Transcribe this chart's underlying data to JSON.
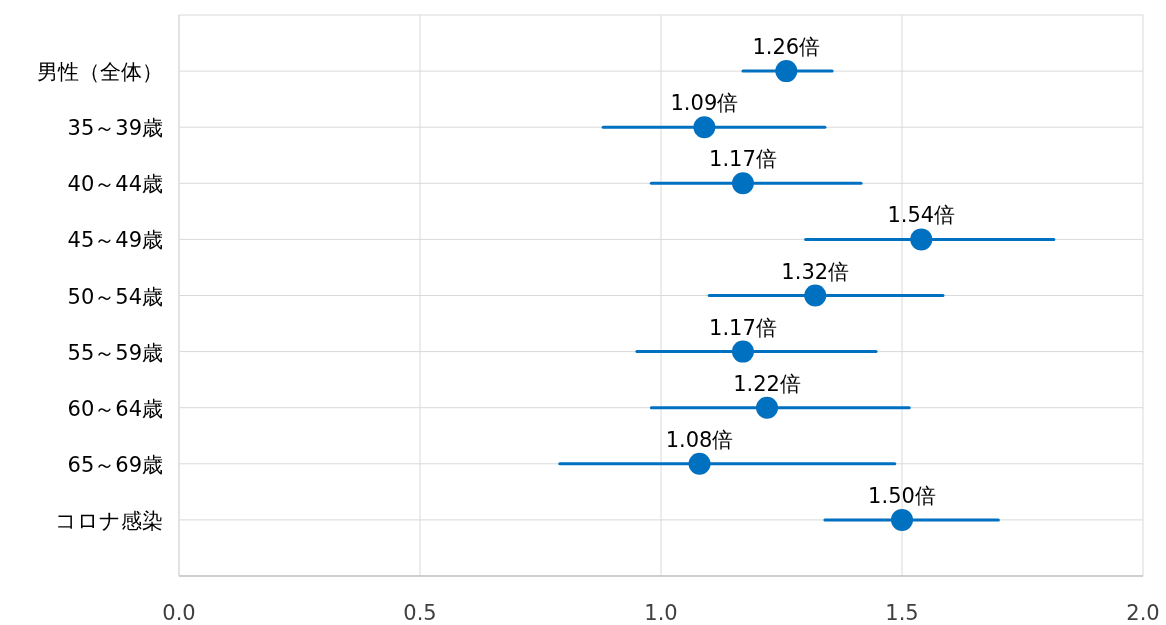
{
  "chart_data": {
    "type": "scatter",
    "orientation": "horizontal",
    "categories": [
      "男性（全体）",
      "35～39歳",
      "40～44歳",
      "45～49歳",
      "50～54歳",
      "55～59歳",
      "60～64歳",
      "65～69歳",
      "コロナ感染"
    ],
    "values": [
      1.26,
      1.09,
      1.17,
      1.54,
      1.32,
      1.17,
      1.22,
      1.08,
      1.5
    ],
    "errors": [
      [
        1.17,
        1.355
      ],
      [
        0.88,
        1.34
      ],
      [
        0.98,
        1.415
      ],
      [
        1.3,
        1.815
      ],
      [
        1.1,
        1.585
      ],
      [
        0.95,
        1.446
      ],
      [
        0.98,
        1.515
      ],
      [
        0.79,
        1.485
      ],
      [
        1.34,
        1.7
      ]
    ],
    "value_labels": [
      "1.26倍",
      "1.09倍",
      "1.17倍",
      "1.54倍",
      "1.32倍",
      "1.17倍",
      "1.22倍",
      "1.08倍",
      "1.50倍"
    ],
    "color": "#0070c0",
    "marker": "circle",
    "grid": true,
    "xlim": [
      0,
      2
    ],
    "xticks": [
      {
        "value": 0,
        "label": "0.0"
      },
      {
        "value": 0.5,
        "label": "0.5"
      },
      {
        "value": 1,
        "label": "1.0"
      },
      {
        "value": 1.5,
        "label": "1.5"
      },
      {
        "value": 2,
        "label": "2.0"
      }
    ]
  }
}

- [DIRECTIONS FOR THIS TASK]:
Make an exact copy of all the material, but keep the pictures out of it.

- [COMPLETED EXERCISE]:
Transcribe this chart's underlying data to JSON.
{
  "chart_data": {
    "type": "scatter",
    "orientation": "horizontal",
    "categories": [
      "男性（全体）",
      "35～39歳",
      "40～44歳",
      "45～49歳",
      "50～54歳",
      "55～59歳",
      "60～64歳",
      "65～69歳",
      "コロナ感染"
    ],
    "values": [
      1.26,
      1.09,
      1.17,
      1.54,
      1.32,
      1.17,
      1.22,
      1.08,
      1.5
    ],
    "errors": [
      [
        1.17,
        1.355
      ],
      [
        0.88,
        1.34
      ],
      [
        0.98,
        1.415
      ],
      [
        1.3,
        1.815
      ],
      [
        1.1,
        1.585
      ],
      [
        0.95,
        1.446
      ],
      [
        0.98,
        1.515
      ],
      [
        0.79,
        1.485
      ],
      [
        1.34,
        1.7
      ]
    ],
    "value_labels": [
      "1.26倍",
      "1.09倍",
      "1.17倍",
      "1.54倍",
      "1.32倍",
      "1.17倍",
      "1.22倍",
      "1.08倍",
      "1.50倍"
    ],
    "color": "#0070c0",
    "marker": "circle",
    "grid": true,
    "xlim": [
      0,
      2
    ],
    "xticks": [
      {
        "value": 0,
        "label": "0.0"
      },
      {
        "value": 0.5,
        "label": "0.5"
      },
      {
        "value": 1,
        "label": "1.0"
      },
      {
        "value": 1.5,
        "label": "1.5"
      },
      {
        "value": 2,
        "label": "2.0"
      }
    ]
  }
}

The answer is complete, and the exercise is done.